Retype everything in the listing, leaving each line exactly as it is.

> **DATA PROVIDED**
* * *

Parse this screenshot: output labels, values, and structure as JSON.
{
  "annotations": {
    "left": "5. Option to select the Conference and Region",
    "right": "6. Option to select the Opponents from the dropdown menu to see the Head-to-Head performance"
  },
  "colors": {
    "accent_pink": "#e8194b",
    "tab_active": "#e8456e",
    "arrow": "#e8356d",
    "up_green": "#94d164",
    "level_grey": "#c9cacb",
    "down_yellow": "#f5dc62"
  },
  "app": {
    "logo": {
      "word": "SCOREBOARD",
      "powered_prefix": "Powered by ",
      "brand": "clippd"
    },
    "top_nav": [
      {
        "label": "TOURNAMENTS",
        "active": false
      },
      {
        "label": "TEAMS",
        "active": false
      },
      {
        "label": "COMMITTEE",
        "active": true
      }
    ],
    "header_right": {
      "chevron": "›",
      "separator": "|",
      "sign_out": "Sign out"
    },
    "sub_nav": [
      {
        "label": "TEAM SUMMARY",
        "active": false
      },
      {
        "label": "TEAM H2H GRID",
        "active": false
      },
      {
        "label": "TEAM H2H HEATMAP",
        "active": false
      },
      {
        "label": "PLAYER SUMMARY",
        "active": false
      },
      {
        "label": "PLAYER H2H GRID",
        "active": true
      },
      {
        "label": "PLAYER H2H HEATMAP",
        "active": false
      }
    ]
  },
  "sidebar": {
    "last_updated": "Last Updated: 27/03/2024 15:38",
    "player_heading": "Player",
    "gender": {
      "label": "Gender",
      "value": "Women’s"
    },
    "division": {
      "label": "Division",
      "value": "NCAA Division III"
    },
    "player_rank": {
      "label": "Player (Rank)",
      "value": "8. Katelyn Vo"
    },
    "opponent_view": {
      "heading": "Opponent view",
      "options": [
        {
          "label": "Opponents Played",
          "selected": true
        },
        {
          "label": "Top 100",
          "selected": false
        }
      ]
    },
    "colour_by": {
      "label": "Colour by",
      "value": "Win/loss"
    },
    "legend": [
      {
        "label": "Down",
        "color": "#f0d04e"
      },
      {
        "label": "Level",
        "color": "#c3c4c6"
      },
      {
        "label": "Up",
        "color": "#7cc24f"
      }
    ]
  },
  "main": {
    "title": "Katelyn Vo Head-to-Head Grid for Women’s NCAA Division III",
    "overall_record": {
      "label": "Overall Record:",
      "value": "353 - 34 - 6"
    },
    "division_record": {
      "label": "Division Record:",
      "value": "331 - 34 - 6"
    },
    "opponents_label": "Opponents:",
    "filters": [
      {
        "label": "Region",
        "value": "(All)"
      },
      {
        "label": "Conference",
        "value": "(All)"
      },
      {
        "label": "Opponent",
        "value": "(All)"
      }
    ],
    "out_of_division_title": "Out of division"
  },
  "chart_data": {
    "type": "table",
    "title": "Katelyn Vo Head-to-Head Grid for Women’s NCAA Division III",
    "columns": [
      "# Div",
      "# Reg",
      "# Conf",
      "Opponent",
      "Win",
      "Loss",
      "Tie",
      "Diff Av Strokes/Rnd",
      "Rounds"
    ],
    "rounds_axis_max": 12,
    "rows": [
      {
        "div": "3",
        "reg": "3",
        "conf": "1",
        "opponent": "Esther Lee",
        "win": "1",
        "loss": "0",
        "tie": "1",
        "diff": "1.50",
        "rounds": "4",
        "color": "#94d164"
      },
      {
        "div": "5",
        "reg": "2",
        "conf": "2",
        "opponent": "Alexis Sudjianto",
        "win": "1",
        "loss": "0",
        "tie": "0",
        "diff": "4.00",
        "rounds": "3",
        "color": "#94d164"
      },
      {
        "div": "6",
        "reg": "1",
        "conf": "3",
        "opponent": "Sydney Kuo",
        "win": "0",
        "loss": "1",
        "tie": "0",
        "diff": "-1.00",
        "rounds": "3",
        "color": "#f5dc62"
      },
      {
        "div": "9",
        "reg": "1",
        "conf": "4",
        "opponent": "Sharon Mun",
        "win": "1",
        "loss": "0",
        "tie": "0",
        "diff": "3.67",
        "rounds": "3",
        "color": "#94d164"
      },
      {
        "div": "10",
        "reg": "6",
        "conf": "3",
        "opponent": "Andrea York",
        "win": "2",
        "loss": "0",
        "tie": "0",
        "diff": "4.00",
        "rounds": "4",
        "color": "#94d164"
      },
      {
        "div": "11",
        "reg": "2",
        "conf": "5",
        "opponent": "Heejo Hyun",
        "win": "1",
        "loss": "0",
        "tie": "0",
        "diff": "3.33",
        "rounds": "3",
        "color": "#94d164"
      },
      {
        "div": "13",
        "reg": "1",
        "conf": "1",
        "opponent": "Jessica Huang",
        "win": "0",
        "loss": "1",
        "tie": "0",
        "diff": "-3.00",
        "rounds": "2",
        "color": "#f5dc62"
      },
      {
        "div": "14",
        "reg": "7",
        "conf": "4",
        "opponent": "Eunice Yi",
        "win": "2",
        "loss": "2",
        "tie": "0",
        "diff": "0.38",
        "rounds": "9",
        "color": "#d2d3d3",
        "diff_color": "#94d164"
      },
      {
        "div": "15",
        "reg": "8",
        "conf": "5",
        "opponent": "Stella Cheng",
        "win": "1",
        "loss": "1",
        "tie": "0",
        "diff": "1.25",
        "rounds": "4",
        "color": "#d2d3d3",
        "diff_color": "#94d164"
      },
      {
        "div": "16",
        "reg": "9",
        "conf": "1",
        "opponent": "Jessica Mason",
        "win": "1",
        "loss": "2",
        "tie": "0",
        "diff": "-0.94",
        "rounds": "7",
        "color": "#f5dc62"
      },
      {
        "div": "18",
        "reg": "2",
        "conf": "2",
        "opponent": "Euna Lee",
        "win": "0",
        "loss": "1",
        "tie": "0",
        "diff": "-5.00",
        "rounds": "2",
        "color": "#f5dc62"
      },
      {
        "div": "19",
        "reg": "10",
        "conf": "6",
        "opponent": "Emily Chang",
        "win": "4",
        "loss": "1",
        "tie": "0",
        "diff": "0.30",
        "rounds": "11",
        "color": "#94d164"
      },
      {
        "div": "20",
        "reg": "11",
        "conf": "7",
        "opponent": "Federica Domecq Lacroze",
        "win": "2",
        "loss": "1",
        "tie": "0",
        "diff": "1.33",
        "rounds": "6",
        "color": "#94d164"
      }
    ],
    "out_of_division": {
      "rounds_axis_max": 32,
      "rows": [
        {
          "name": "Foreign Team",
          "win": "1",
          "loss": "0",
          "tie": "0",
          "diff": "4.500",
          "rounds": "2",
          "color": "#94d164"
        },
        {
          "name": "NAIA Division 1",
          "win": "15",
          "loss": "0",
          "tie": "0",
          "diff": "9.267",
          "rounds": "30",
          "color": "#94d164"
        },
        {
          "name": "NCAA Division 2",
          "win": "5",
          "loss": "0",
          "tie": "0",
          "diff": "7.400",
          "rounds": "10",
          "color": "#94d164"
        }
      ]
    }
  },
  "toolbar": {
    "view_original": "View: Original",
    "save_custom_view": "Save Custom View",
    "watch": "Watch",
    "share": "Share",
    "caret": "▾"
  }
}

* * *

> **CORRECT ANSWER**
Parse this screenshot: output labels, values, and structure as JSON.
{
  "annotations": {
    "left": "5. Option to select the Conference and Region",
    "right": "6. Option to select the Opponents from the dropdown menu to see the Head-to-Head performance"
  },
  "colors": {
    "accent_pink": "#e8194b",
    "tab_active": "#e8456e",
    "arrow": "#e8356d",
    "up_green": "#94d164",
    "level_grey": "#c9cacb",
    "down_yellow": "#f5dc62"
  },
  "app": {
    "logo": {
      "word": "SCOREBOARD",
      "powered_prefix": "Powered by ",
      "brand": "clippd"
    },
    "top_nav": [
      {
        "label": "TOURNAMENTS",
        "active": false
      },
      {
        "label": "TEAMS",
        "active": false
      },
      {
        "label": "COMMITTEE",
        "active": true
      }
    ],
    "header_right": {
      "chevron": "›",
      "separator": "|",
      "sign_out": "Sign out"
    },
    "sub_nav": [
      {
        "label": "TEAM SUMMARY",
        "active": false
      },
      {
        "label": "TEAM H2H GRID",
        "active": false
      },
      {
        "label": "TEAM H2H HEATMAP",
        "active": false
      },
      {
        "label": "PLAYER SUMMARY",
        "active": false
      },
      {
        "label": "PLAYER H2H GRID",
        "active": true
      },
      {
        "label": "PLAYER H2H HEATMAP",
        "active": false
      }
    ]
  },
  "sidebar": {
    "last_updated": "Last Updated: 27/03/2024 15:38",
    "player_heading": "Player",
    "gender": {
      "label": "Gender",
      "value": "Women’s"
    },
    "division": {
      "label": "Division",
      "value": "NCAA Division III"
    },
    "player_rank": {
      "label": "Player (Rank)",
      "value": "8. Katelyn Vo"
    },
    "opponent_view": {
      "heading": "Opponent view",
      "options": [
        {
          "label": "Opponents Played",
          "selected": true
        },
        {
          "label": "Top 100",
          "selected": false
        }
      ]
    },
    "colour_by": {
      "label": "Colour by",
      "value": "Win/loss"
    },
    "legend": [
      {
        "label": "Down",
        "color": "#f0d04e"
      },
      {
        "label": "Level",
        "color": "#c3c4c6"
      },
      {
        "label": "Up",
        "color": "#7cc24f"
      }
    ]
  },
  "main": {
    "title": "Katelyn Vo Head-to-Head Grid for Women’s NCAA Division III",
    "overall_record": {
      "label": "Overall Record:",
      "value": "353 - 34 - 6"
    },
    "division_record": {
      "label": "Division Record:",
      "value": "331 - 34 - 6"
    },
    "opponents_label": "Opponents:",
    "filters": [
      {
        "label": "Region",
        "value": "(All)"
      },
      {
        "label": "Conference",
        "value": "(All)"
      },
      {
        "label": "Opponent",
        "value": "(All)"
      }
    ],
    "out_of_division_title": "Out of division"
  },
  "chart_data": {
    "type": "table",
    "title": "Katelyn Vo Head-to-Head Grid for Women’s NCAA Division III",
    "columns": [
      "# Div",
      "# Reg",
      "# Conf",
      "Opponent",
      "Win",
      "Loss",
      "Tie",
      "Diff Av Strokes/Rnd",
      "Rounds"
    ],
    "rounds_axis_max": 12,
    "rows": [
      {
        "div": "3",
        "reg": "3",
        "conf": "1",
        "opponent": "Esther Lee",
        "win": "1",
        "loss": "0",
        "tie": "1",
        "diff": "1.50",
        "rounds": "4",
        "color": "#94d164"
      },
      {
        "div": "5",
        "reg": "2",
        "conf": "2",
        "opponent": "Alexis Sudjianto",
        "win": "1",
        "loss": "0",
        "tie": "0",
        "diff": "4.00",
        "rounds": "3",
        "color": "#94d164"
      },
      {
        "div": "6",
        "reg": "1",
        "conf": "3",
        "opponent": "Sydney Kuo",
        "win": "0",
        "loss": "1",
        "tie": "0",
        "diff": "-1.00",
        "rounds": "3",
        "color": "#f5dc62"
      },
      {
        "div": "9",
        "reg": "1",
        "conf": "4",
        "opponent": "Sharon Mun",
        "win": "1",
        "loss": "0",
        "tie": "0",
        "diff": "3.67",
        "rounds": "3",
        "color": "#94d164"
      },
      {
        "div": "10",
        "reg": "6",
        "conf": "3",
        "opponent": "Andrea York",
        "win": "2",
        "loss": "0",
        "tie": "0",
        "diff": "4.00",
        "rounds": "4",
        "color": "#94d164"
      },
      {
        "div": "11",
        "reg": "2",
        "conf": "5",
        "opponent": "Heejo Hyun",
        "win": "1",
        "loss": "0",
        "tie": "0",
        "diff": "3.33",
        "rounds": "3",
        "color": "#94d164"
      },
      {
        "div": "13",
        "reg": "1",
        "conf": "1",
        "opponent": "Jessica Huang",
        "win": "0",
        "loss": "1",
        "tie": "0",
        "diff": "-3.00",
        "rounds": "2",
        "color": "#f5dc62"
      },
      {
        "div": "14",
        "reg": "7",
        "conf": "4",
        "opponent": "Eunice Yi",
        "win": "2",
        "loss": "2",
        "tie": "0",
        "diff": "0.38",
        "rounds": "9",
        "color": "#d2d3d3",
        "diff_color": "#94d164"
      },
      {
        "div": "15",
        "reg": "8",
        "conf": "5",
        "opponent": "Stella Cheng",
        "win": "1",
        "loss": "1",
        "tie": "0",
        "diff": "1.25",
        "rounds": "4",
        "color": "#d2d3d3",
        "diff_color": "#94d164"
      },
      {
        "div": "16",
        "reg": "9",
        "conf": "1",
        "opponent": "Jessica Mason",
        "win": "1",
        "loss": "2",
        "tie": "0",
        "diff": "-0.94",
        "rounds": "7",
        "color": "#f5dc62"
      },
      {
        "div": "18",
        "reg": "2",
        "conf": "2",
        "opponent": "Euna Lee",
        "win": "0",
        "loss": "1",
        "tie": "0",
        "diff": "-5.00",
        "rounds": "2",
        "color": "#f5dc62"
      },
      {
        "div": "19",
        "reg": "10",
        "conf": "6",
        "opponent": "Emily Chang",
        "win": "4",
        "loss": "1",
        "tie": "0",
        "diff": "0.30",
        "rounds": "11",
        "color": "#94d164"
      },
      {
        "div": "20",
        "reg": "11",
        "conf": "7",
        "opponent": "Federica Domecq Lacroze",
        "win": "2",
        "loss": "1",
        "tie": "0",
        "diff": "1.33",
        "rounds": "6",
        "color": "#94d164"
      }
    ],
    "out_of_division": {
      "rounds_axis_max": 32,
      "rows": [
        {
          "name": "Foreign Team",
          "win": "1",
          "loss": "0",
          "tie": "0",
          "diff": "4.500",
          "rounds": "2",
          "color": "#94d164"
        },
        {
          "name": "NAIA Division 1",
          "win": "15",
          "loss": "0",
          "tie": "0",
          "diff": "9.267",
          "rounds": "30",
          "color": "#94d164"
        },
        {
          "name": "NCAA Division 2",
          "win": "5",
          "loss": "0",
          "tie": "0",
          "diff": "7.400",
          "rounds": "10",
          "color": "#94d164"
        }
      ]
    }
  },
  "toolbar": {
    "view_original": "View: Original",
    "save_custom_view": "Save Custom View",
    "watch": "Watch",
    "share": "Share",
    "caret": "▾"
  }
}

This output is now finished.